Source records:
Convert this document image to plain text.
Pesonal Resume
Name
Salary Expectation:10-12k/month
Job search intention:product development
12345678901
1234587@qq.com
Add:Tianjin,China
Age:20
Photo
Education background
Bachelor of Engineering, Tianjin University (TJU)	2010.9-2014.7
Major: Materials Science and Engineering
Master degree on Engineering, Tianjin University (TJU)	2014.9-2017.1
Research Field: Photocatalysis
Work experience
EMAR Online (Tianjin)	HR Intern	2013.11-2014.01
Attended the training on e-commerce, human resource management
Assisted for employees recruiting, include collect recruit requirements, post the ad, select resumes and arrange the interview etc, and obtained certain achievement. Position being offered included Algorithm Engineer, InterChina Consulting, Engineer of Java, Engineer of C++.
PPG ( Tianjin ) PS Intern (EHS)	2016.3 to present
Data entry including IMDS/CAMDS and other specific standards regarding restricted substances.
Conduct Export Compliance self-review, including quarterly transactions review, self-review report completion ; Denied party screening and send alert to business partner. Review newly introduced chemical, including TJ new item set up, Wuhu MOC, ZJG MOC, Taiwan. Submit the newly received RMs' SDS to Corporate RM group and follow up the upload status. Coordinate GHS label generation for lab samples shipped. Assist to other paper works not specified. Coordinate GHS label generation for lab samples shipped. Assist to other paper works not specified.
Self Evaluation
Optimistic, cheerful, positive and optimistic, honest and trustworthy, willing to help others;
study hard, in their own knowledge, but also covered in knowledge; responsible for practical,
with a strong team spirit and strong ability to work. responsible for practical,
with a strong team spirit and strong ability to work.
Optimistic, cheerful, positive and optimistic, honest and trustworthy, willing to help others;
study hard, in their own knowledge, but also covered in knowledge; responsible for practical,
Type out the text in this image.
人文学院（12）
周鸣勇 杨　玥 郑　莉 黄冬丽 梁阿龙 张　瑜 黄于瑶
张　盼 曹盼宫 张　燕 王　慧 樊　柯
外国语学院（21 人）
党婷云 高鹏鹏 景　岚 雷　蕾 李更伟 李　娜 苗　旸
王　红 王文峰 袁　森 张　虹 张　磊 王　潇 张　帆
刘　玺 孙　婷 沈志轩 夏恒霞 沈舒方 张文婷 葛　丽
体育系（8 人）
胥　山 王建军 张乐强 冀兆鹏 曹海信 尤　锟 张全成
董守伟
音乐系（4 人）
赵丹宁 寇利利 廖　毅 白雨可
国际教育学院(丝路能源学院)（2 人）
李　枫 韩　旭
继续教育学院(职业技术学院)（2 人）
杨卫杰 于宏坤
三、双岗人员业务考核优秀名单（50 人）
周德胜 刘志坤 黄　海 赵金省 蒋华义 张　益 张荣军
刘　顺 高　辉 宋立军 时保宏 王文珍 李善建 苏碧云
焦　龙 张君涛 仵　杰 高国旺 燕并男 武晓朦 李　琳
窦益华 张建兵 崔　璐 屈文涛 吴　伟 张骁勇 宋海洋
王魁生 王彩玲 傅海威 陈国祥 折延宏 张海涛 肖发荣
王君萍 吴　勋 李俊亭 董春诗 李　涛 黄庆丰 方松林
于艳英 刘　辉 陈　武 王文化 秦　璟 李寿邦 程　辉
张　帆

### TASK TO CARRY OUT
Copy each line above that contains the string "with".

### SOLVED PROBLEM
with a strong team spirit and strong ability to work. responsible for practical,
with a strong team spirit and strong ability to work.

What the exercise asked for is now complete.